Return the number of lines in which the word "mail" appears; add nothing else.

● ● ●

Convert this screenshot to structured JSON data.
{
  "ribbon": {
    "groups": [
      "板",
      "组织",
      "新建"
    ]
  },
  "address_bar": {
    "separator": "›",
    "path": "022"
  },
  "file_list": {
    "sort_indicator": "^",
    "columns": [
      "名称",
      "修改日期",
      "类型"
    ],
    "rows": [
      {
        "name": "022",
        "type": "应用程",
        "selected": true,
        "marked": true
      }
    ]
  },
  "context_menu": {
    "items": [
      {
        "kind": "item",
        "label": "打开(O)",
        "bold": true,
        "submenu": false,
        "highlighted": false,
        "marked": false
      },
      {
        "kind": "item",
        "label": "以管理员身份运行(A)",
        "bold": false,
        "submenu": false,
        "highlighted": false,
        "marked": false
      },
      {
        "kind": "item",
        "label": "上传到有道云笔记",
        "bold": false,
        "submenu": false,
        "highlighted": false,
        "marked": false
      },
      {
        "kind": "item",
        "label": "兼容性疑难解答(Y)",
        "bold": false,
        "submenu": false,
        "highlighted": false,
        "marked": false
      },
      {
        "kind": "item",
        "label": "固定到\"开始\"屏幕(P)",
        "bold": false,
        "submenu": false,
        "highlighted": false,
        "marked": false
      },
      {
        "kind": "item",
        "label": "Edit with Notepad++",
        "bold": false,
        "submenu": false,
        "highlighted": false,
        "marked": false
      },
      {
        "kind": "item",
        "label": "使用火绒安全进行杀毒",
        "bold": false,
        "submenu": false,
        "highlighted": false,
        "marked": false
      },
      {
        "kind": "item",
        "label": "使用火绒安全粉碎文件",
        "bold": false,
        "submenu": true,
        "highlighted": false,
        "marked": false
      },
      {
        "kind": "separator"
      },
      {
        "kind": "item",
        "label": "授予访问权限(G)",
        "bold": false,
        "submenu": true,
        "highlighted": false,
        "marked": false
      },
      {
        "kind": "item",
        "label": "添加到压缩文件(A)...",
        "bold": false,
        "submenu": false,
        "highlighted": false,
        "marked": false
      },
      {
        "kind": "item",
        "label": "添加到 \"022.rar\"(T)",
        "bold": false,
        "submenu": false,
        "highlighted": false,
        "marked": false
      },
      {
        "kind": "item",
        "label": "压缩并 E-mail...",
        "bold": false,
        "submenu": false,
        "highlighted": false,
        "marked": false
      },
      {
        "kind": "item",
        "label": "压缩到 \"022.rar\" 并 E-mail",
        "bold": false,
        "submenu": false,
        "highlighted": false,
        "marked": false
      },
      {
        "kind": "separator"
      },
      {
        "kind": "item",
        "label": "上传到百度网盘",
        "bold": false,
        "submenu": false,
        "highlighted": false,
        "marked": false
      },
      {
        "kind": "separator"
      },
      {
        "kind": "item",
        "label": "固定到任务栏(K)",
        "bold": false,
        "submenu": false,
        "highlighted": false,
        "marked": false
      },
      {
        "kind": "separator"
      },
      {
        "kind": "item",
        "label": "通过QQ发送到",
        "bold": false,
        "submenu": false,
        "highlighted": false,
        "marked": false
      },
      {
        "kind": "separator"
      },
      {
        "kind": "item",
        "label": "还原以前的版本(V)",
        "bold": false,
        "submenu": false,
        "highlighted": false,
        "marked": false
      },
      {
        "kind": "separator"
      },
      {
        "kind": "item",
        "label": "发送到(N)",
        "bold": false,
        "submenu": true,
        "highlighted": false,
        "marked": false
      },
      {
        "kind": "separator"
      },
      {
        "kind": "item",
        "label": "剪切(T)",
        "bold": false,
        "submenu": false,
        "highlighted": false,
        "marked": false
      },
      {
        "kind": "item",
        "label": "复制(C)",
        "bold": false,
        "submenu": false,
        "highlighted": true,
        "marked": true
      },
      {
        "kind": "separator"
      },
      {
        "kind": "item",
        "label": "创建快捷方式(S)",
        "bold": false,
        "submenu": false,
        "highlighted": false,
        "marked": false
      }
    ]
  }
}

● ● ●

- Solution to this exercise -
2